Given records:
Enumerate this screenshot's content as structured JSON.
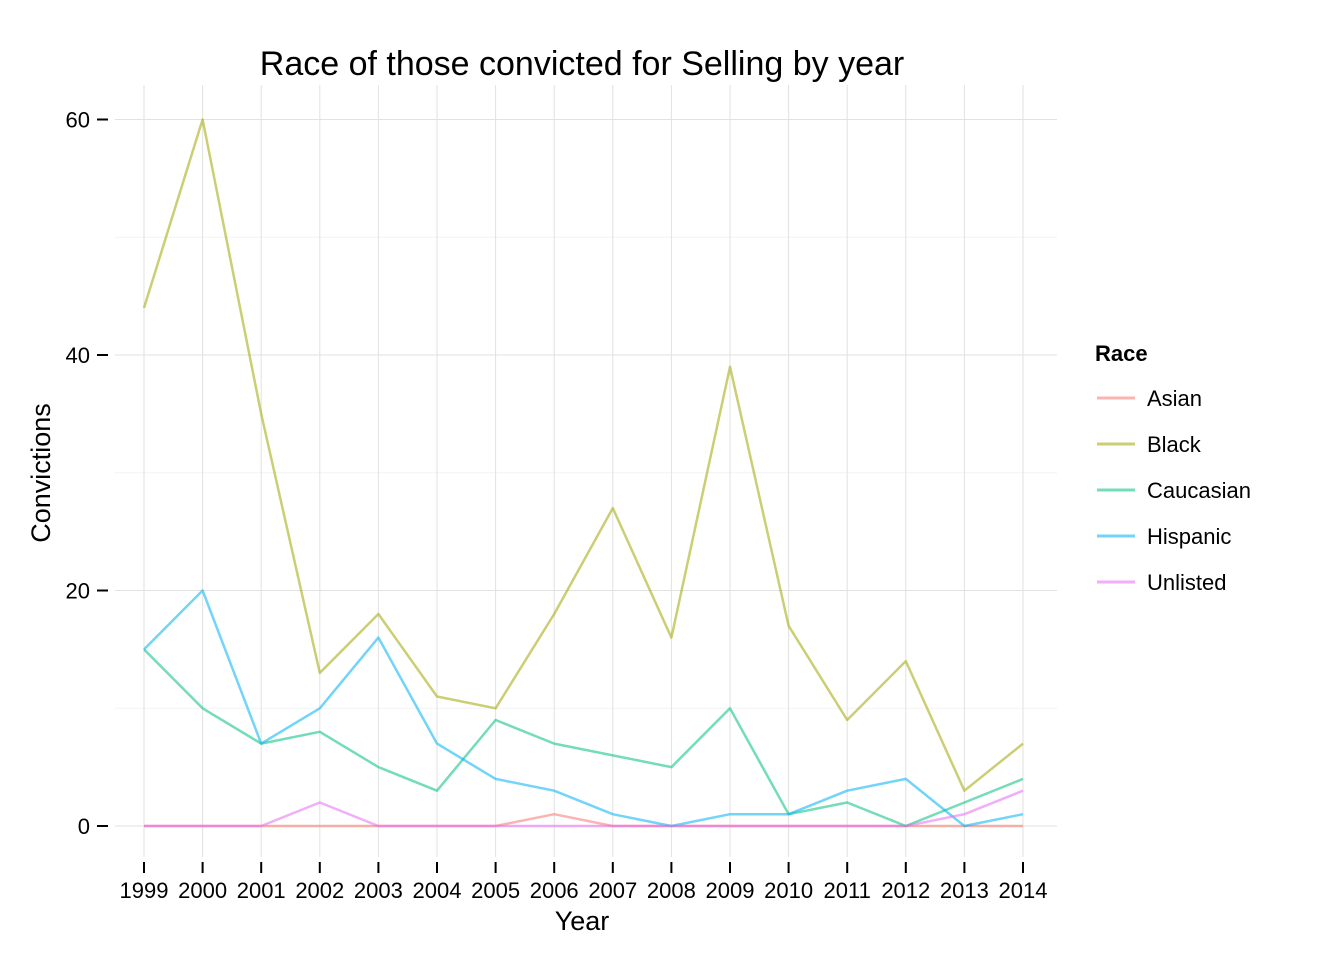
{
  "chart_data": {
    "type": "line",
    "title": "Race of those convicted for Selling by year",
    "xlabel": "Year",
    "ylabel": "Convictions",
    "x": [
      "1999",
      "2000",
      "2001",
      "2002",
      "2003",
      "2004",
      "2005",
      "2006",
      "2007",
      "2008",
      "2009",
      "2010",
      "2011",
      "2012",
      "2013",
      "2014"
    ],
    "ylim": [
      -3,
      62
    ],
    "yticks": [
      0,
      20,
      40,
      60
    ],
    "grid": true,
    "legend": {
      "title": "Race",
      "position": "right"
    },
    "series": [
      {
        "name": "Asian",
        "color": "#F8766D",
        "values": [
          0,
          0,
          0,
          0,
          0,
          0,
          0,
          1,
          0,
          0,
          0,
          0,
          0,
          0,
          0,
          0
        ]
      },
      {
        "name": "Black",
        "color": "#A3A500",
        "values": [
          44,
          60,
          35,
          13,
          18,
          11,
          10,
          18,
          27,
          16,
          39,
          17,
          9,
          14,
          3,
          7
        ]
      },
      {
        "name": "Caucasian",
        "color": "#00BF7D",
        "values": [
          15,
          10,
          7,
          8,
          5,
          3,
          9,
          7,
          6,
          5,
          10,
          1,
          2,
          0,
          2,
          4
        ]
      },
      {
        "name": "Hispanic",
        "color": "#00B0F6",
        "values": [
          15,
          20,
          7,
          10,
          16,
          7,
          4,
          3,
          1,
          0,
          1,
          1,
          3,
          4,
          0,
          1
        ]
      },
      {
        "name": "Unlisted",
        "color": "#E76BF3",
        "values": [
          0,
          0,
          0,
          2,
          0,
          0,
          0,
          0,
          0,
          0,
          0,
          0,
          0,
          0,
          1,
          3
        ]
      }
    ]
  }
}
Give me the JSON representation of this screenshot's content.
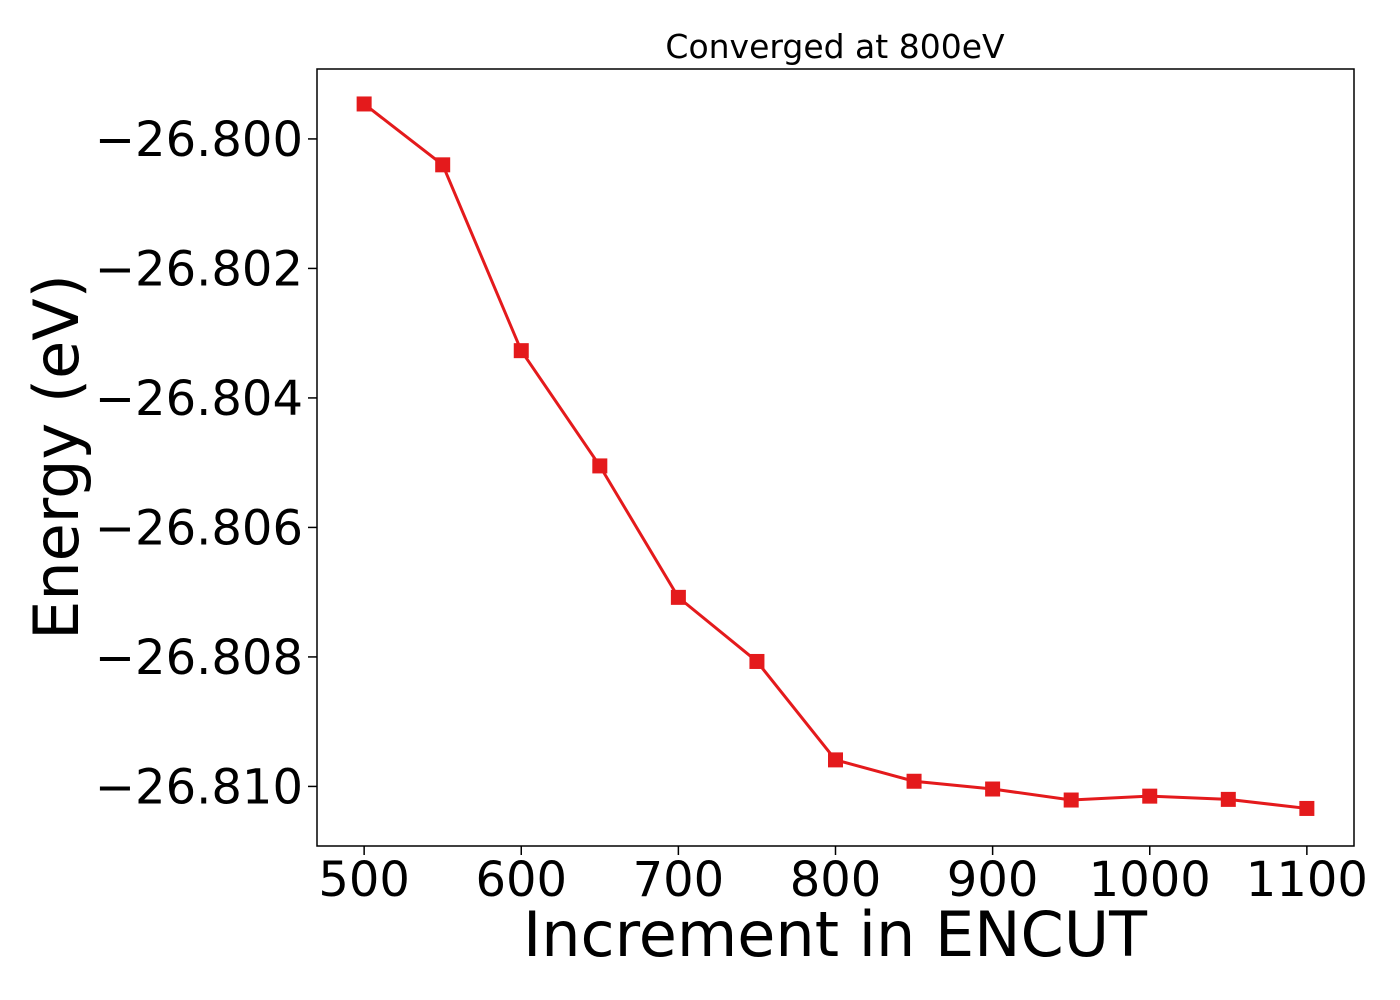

Directions:
Quote each entry above verbatim and drop the pictures.

Exercise result:
Enumerate this screenshot's content as structured JSON.
{
  "chart_data": {
    "type": "line",
    "title": "Race of those convicted for Selling by year",
    "xlabel": "Year",
    "ylabel": "Convictions",
    "x": [
      "1999",
      "2000",
      "2001",
      "2002",
      "2003",
      "2004",
      "2005",
      "2006",
      "2007",
      "2008",
      "2009",
      "2010",
      "2011",
      "2012",
      "2013",
      "2014"
    ],
    "ylim": [
      -3,
      62
    ],
    "yticks": [
      0,
      20,
      40,
      60
    ],
    "grid": true,
    "legend": {
      "title": "Race",
      "position": "right"
    },
    "series": [
      {
        "name": "Asian",
        "color": "#F8766D",
        "values": [
          0,
          0,
          0,
          0,
          0,
          0,
          0,
          1,
          0,
          0,
          0,
          0,
          0,
          0,
          0,
          0
        ]
      },
      {
        "name": "Black",
        "color": "#A3A500",
        "values": [
          44,
          60,
          35,
          13,
          18,
          11,
          10,
          18,
          27,
          16,
          39,
          17,
          9,
          14,
          3,
          7
        ]
      },
      {
        "name": "Caucasian",
        "color": "#00BF7D",
        "values": [
          15,
          10,
          7,
          8,
          5,
          3,
          9,
          7,
          6,
          5,
          10,
          1,
          2,
          0,
          2,
          4
        ]
      },
      {
        "name": "Hispanic",
        "color": "#00B0F6",
        "values": [
          15,
          20,
          7,
          10,
          16,
          7,
          4,
          3,
          1,
          0,
          1,
          1,
          3,
          4,
          0,
          1
        ]
      },
      {
        "name": "Unlisted",
        "color": "#E76BF3",
        "values": [
          0,
          0,
          0,
          2,
          0,
          0,
          0,
          0,
          0,
          0,
          0,
          0,
          0,
          0,
          1,
          3
        ]
      }
    ]
  }
}
Give me the JSON representation of this screenshot's content.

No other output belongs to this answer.